About this task: Only lines with the word "text" belong in the answer; copy them from the records below.

Stored data:
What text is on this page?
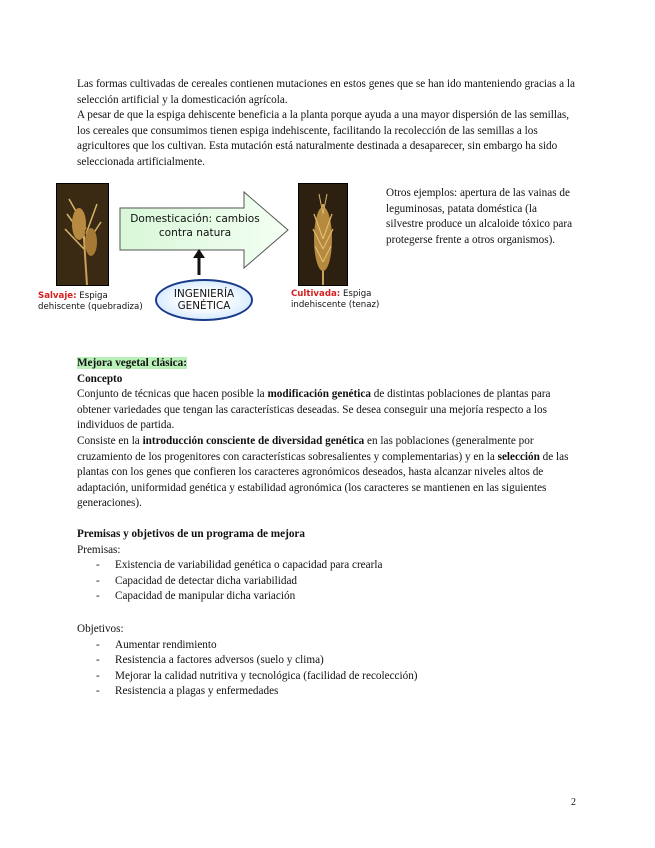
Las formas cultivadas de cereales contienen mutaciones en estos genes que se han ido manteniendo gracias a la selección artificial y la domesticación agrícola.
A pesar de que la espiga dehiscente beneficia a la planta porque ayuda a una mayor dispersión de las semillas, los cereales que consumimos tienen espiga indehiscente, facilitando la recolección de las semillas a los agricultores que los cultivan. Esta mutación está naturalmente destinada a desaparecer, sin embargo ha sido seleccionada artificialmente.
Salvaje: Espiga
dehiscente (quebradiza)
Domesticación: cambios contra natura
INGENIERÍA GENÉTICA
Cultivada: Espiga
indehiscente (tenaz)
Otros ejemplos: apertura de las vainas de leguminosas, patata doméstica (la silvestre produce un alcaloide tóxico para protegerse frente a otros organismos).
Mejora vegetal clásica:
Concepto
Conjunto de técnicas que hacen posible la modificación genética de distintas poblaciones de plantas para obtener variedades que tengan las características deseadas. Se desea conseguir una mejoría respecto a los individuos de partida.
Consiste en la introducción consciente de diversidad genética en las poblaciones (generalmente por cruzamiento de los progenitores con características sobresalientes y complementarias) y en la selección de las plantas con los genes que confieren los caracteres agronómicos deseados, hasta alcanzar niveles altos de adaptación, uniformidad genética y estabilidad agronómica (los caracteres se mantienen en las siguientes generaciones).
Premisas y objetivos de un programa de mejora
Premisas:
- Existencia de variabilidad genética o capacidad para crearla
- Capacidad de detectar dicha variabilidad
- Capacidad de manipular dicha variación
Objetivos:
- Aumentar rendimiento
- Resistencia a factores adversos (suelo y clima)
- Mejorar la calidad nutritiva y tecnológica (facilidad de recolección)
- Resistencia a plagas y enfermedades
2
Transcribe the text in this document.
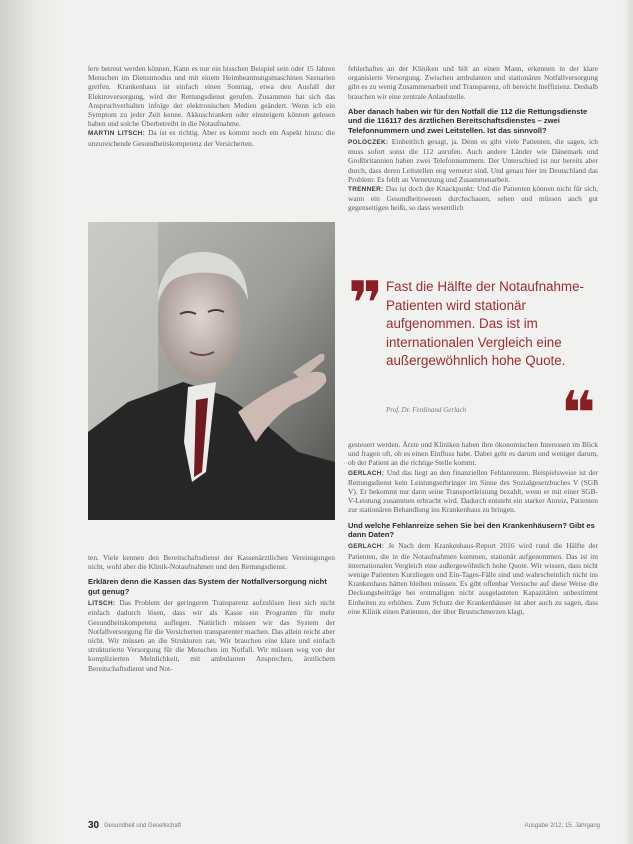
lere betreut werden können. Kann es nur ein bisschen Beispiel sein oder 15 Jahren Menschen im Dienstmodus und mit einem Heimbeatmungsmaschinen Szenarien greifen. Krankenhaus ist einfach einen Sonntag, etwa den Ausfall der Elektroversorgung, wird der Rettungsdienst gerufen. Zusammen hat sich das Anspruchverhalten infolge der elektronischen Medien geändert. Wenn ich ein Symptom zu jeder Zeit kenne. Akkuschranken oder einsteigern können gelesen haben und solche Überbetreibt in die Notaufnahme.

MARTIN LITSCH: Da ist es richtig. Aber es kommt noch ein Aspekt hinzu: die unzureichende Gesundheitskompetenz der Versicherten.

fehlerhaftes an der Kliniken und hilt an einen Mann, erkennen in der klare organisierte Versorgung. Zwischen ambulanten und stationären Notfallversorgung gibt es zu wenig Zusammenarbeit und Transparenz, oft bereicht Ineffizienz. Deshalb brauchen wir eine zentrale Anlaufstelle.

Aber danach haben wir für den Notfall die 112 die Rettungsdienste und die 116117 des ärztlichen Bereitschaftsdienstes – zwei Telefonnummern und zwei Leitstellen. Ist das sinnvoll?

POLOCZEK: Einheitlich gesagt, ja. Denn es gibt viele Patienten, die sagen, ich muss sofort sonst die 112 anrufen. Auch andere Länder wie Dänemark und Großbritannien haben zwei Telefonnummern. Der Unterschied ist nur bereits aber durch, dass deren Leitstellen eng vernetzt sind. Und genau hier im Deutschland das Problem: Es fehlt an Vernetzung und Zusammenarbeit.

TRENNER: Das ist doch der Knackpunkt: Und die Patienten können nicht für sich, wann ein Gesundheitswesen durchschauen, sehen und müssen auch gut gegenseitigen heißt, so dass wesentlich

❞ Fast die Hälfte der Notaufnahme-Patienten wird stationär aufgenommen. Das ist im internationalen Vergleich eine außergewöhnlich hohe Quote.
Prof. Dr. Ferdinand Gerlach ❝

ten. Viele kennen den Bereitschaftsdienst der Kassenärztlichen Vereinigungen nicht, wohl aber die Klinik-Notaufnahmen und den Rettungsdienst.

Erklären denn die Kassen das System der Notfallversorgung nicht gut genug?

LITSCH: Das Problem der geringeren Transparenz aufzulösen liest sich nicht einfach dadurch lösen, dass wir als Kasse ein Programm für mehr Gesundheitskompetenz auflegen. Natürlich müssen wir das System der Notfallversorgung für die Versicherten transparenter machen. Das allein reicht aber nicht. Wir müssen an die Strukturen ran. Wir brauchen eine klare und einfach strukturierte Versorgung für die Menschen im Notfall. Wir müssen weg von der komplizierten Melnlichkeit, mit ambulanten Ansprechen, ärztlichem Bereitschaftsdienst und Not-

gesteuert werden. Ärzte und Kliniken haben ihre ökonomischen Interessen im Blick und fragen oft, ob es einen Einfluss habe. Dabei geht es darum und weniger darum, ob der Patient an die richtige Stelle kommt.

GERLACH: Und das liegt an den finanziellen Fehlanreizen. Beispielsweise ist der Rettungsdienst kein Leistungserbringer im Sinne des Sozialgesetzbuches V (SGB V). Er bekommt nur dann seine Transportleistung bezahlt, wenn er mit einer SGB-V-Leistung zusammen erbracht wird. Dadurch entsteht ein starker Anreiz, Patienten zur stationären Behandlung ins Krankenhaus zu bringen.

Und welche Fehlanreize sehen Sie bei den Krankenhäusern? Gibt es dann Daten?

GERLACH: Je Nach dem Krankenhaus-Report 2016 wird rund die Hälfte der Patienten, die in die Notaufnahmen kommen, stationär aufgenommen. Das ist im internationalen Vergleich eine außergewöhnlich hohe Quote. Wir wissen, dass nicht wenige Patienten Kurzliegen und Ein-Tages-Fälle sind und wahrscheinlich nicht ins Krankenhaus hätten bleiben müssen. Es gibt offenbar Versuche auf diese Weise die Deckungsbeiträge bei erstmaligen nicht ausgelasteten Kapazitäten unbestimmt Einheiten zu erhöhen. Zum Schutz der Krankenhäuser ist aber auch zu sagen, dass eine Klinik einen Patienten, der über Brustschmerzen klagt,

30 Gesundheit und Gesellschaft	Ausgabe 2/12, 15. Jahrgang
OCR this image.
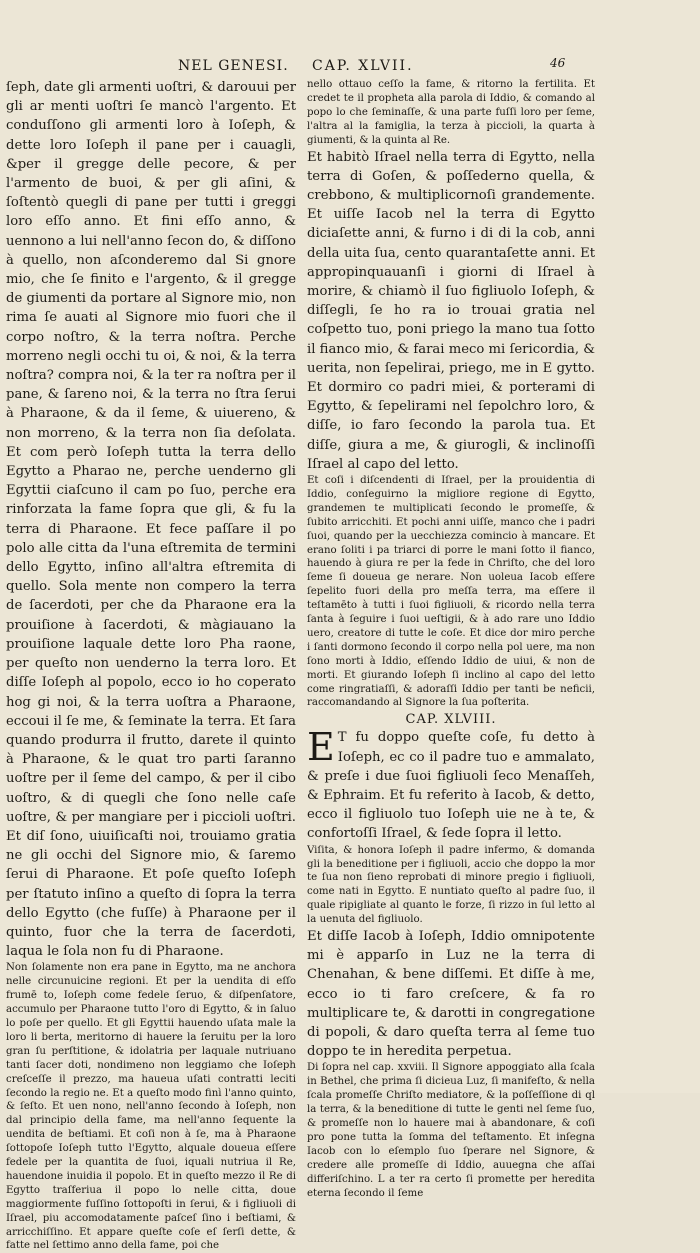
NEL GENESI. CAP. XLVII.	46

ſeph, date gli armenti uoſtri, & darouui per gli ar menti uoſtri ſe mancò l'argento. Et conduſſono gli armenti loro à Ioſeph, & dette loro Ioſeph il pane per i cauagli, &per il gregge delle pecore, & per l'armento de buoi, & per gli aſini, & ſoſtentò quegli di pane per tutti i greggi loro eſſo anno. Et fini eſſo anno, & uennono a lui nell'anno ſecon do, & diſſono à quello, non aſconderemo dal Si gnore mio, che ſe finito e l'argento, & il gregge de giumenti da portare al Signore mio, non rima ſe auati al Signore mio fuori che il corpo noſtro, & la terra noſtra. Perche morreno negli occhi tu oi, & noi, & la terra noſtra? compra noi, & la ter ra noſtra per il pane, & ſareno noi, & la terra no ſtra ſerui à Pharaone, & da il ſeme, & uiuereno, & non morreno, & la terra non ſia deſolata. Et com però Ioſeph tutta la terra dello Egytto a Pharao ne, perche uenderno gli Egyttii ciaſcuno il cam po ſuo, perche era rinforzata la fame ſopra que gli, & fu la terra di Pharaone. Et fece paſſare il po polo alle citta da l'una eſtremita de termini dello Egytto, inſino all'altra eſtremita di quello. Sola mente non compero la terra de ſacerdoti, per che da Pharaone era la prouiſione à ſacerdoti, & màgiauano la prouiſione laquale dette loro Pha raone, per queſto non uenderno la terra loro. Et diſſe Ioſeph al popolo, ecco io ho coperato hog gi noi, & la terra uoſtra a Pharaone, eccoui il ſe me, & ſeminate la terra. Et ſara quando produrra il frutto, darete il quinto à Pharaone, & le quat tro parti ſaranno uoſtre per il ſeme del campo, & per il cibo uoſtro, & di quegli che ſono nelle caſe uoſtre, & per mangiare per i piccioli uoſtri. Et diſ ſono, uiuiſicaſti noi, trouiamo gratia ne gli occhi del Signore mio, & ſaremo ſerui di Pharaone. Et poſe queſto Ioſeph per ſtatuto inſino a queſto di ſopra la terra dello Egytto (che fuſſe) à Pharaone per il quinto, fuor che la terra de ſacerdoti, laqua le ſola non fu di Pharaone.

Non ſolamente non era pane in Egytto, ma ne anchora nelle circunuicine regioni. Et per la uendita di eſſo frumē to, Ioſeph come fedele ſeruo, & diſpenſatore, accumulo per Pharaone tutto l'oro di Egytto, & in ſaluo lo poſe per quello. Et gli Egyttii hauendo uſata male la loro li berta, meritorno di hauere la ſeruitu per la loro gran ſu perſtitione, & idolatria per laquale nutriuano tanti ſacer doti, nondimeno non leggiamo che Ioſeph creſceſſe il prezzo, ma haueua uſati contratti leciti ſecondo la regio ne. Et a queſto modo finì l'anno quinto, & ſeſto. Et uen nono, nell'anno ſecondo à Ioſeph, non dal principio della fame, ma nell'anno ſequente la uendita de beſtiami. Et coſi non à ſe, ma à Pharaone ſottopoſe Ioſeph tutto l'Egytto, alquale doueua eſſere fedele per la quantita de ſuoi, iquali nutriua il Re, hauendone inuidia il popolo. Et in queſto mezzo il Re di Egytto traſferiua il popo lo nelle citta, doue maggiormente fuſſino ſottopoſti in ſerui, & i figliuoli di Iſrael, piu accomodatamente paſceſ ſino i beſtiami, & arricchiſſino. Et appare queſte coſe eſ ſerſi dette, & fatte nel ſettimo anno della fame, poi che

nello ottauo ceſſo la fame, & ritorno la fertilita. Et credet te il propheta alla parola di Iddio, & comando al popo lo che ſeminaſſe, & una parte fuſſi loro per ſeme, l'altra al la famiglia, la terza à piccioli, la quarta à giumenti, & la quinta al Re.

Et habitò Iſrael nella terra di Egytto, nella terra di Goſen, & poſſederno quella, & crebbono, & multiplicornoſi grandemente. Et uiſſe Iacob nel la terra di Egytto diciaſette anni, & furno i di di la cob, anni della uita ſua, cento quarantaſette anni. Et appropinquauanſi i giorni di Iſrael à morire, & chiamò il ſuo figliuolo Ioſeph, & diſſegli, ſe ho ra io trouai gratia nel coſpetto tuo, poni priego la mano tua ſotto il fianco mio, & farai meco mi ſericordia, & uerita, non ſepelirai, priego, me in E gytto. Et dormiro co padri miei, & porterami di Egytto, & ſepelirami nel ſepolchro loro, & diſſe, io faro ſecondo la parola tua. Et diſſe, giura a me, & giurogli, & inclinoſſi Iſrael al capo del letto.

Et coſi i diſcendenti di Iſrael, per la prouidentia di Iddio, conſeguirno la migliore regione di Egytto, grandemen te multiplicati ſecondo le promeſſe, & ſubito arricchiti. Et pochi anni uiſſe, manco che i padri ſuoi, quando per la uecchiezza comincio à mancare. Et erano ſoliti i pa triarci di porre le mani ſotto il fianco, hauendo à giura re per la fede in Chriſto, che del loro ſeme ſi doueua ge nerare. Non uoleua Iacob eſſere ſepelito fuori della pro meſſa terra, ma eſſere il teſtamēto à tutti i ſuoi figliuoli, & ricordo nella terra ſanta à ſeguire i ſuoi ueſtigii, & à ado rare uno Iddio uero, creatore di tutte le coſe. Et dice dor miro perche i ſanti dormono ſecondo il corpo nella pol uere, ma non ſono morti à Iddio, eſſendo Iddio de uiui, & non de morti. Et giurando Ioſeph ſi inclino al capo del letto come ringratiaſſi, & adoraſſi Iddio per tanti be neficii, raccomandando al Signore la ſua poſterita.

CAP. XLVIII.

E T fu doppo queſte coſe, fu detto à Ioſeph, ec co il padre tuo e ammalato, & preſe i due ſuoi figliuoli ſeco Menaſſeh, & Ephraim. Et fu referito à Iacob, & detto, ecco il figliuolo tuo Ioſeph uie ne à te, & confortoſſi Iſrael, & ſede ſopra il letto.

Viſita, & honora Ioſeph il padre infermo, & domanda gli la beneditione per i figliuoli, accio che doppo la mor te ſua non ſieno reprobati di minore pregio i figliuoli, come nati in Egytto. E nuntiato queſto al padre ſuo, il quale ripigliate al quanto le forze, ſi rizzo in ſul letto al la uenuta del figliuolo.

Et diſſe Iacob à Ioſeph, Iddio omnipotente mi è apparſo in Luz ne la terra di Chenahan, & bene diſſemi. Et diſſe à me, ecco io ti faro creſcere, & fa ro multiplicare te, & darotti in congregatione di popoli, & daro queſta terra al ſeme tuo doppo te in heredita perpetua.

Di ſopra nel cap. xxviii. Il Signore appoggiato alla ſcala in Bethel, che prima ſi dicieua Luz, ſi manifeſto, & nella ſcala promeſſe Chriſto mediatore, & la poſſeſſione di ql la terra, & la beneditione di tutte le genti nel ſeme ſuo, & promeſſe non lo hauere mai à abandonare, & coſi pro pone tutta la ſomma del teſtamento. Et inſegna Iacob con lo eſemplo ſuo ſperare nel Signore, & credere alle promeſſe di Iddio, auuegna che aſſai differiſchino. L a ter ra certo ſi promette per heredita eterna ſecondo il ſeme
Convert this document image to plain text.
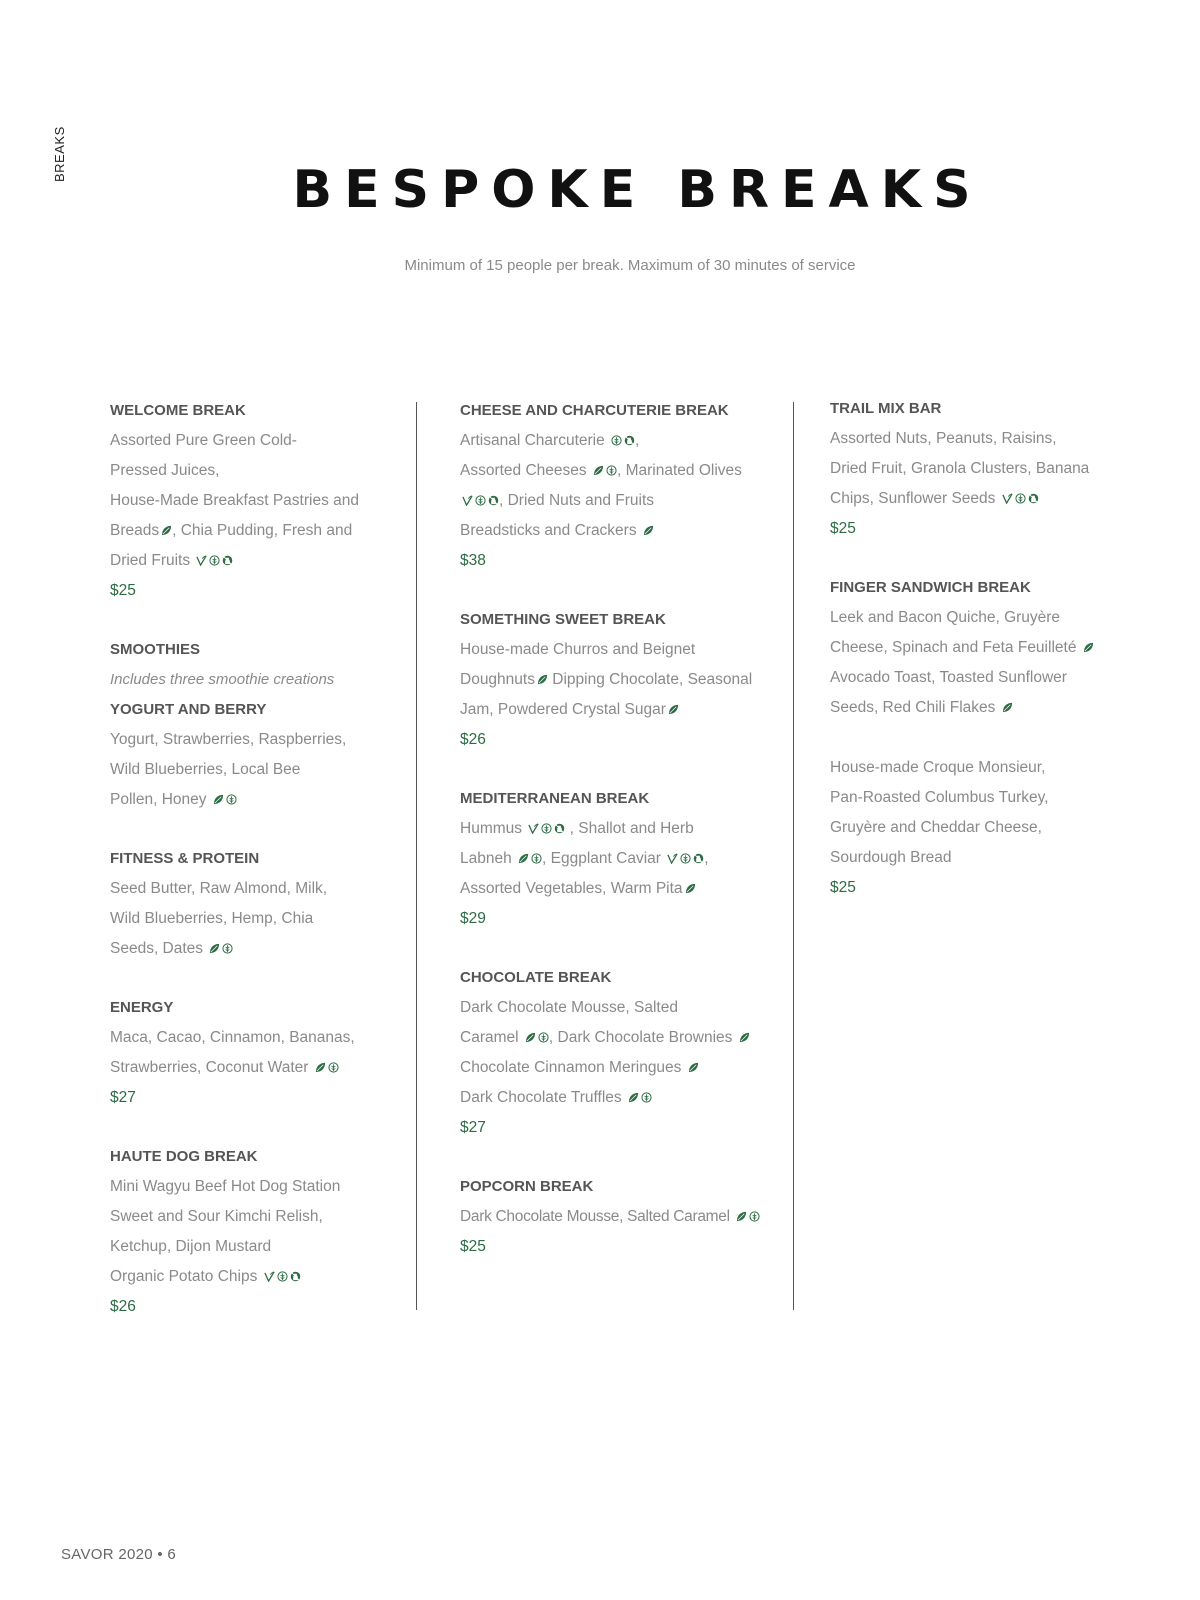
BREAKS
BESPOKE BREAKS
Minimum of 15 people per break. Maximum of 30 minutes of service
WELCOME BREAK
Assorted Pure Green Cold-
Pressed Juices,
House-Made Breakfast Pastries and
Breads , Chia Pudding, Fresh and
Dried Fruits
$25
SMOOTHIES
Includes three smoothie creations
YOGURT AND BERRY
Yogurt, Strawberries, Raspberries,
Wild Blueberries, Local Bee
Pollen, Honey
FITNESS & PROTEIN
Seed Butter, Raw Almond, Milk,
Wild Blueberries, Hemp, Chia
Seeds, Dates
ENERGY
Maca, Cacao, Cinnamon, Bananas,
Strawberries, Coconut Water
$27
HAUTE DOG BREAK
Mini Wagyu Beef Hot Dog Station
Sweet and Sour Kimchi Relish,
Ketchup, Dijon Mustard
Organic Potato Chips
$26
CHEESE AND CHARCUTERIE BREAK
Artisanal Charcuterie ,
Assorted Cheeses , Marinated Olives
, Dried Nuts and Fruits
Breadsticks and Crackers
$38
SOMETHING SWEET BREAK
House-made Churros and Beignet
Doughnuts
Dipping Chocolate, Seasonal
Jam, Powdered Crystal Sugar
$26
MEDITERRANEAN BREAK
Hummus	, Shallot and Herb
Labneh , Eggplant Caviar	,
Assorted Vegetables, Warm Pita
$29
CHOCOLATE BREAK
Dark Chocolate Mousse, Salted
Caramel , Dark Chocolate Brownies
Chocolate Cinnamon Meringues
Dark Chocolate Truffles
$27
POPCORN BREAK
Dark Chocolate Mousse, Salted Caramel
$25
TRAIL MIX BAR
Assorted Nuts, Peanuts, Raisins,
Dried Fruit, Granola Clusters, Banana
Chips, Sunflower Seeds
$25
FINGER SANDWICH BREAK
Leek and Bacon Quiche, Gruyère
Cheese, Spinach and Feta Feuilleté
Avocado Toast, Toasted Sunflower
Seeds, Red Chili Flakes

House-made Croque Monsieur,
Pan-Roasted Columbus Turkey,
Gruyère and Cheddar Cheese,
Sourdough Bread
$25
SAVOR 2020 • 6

Exercise output:
What text is on this page?
Transcribe the text in this document.
Convert this document image to plain text.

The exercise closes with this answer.